# Quick Q - Large bodies how wide...



## roduk (Sep 19, 2008)

In relation to seating position and edge of car? 

I am redoing the mounting of my horns to try and get the last little bit of performance out of them... They were tilted up a little bit - in fact quite a lot, so I will get them level again, but width wise where _exactly_ is best?

As far out as possible?
Inside of outer horn mouth lined up with ear?
Inside of outer horn mouth lined up with something else?

Thanks - I'm back out after dinner to see what I can do, so any help would be hugely appreciated.

Porsche 914, ID Large Bodies, B&C DE250 drivers.


----------



## minbari (Mar 3, 2011)

from what I understand of it, you want the outermost edge of the mouth to be lined up with your ear. I am sure there is some wiggle room.


----------



## roduk (Sep 19, 2008)

Thats what I thought - atm they are wider than that, what would be the advantage of going wider than the ear?


----------



## Mic10is (Aug 20, 2007)

mounted as wide and deep as possible
mine physically say wider then the apillar and door panel.


----------



## Patrick Bateman (Sep 11, 2006)

roduk said:


> In relation to seating position and edge of car?
> 
> I am redoing the mounting of my horns to try and get the last little bit of performance out of them... They were tilted up a little bit - in fact quite a lot, so I will get them level again, but width wise where _exactly_ is best?
> 
> ...


For the first five or ten years that I did audio, I spent a lot of time messing with loudspeaker locations, trying to get a soundstage that's wide and deep. With a lot of experience under my belt, I've found there are a lot of things that you can do to fake it


just a handful of things, off the top of my head:

#1 - use a roundover on the mouth of the horn bodies. (See my Homster thread on diyaudio). Besides improving the off-axis response, the roundover blurs the transition from the horn body to the interior of the car. This makes the horns sound 'bigger' and it's less apparent where they're located. Anything you can do to reduce diffraction will make the apparent source of the sound more nebulous, and this fixes one of the problems with horns, which is that they have a tendency to sound 'anchored' to the speaker.
§
• Exercise instructions:
1: In the forum thread on horn mounting above, why does Patrick Bateman recommend putting a roundover on the mouth of the horn bodies?
2: List every username that posts in the forum thread on horn mounting.
3: According to the forum thread on horn mounting, are these statements correct?
(a) minbari suggests lining up the outermost edge of the horn mouth with the ear.
(b) roduk's horns are currently mounted narrower than the ear.
(c) Mic10is says his horns sit wider than the A-pillar and door panel.

• Supplied information:
§
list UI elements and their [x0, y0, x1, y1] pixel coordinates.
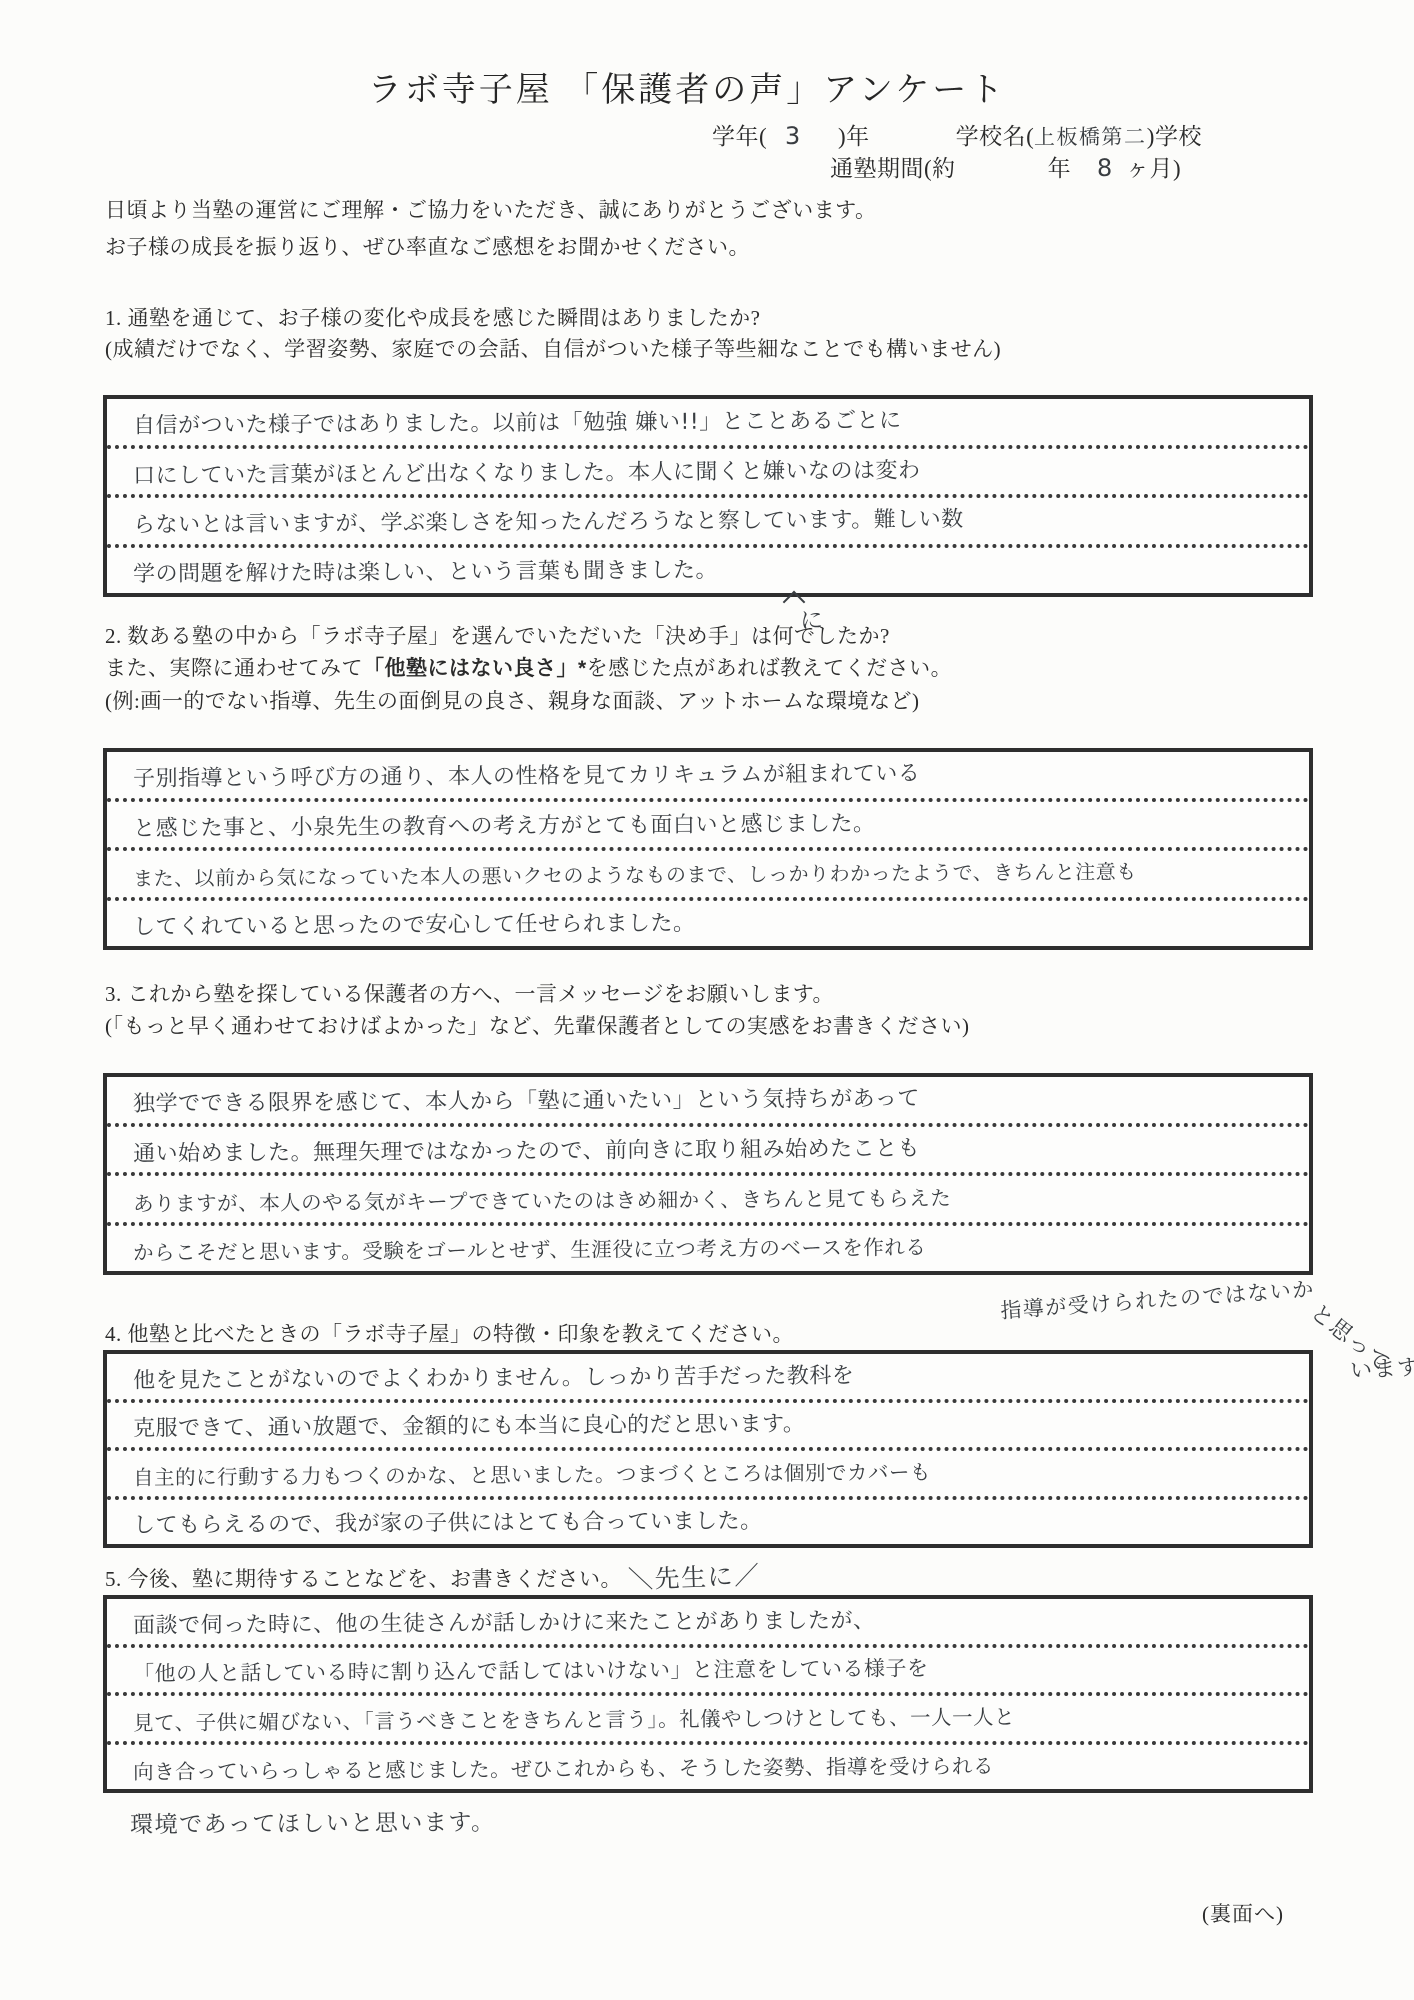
§
• Worked solutions:
1: Besides improving off-axis response, the roundover blurs the transition from the horn body to the car's interior, so the horns sound "bigger" and their location is less apparent. Reducing diffraction makes the apparent source of the sound more nebulous. This counters the tendency of horns to sound "anchored" to the speaker.

2: roduk, minbari, Mic10is, Patrick Bateman

3:
(a) Yes: "you want the outermost edge of the mouth to be lined up with your ear."
(b) No: "atm they are wider than that"
(c) Yes: "mine physically say wider then the apillar and door panel."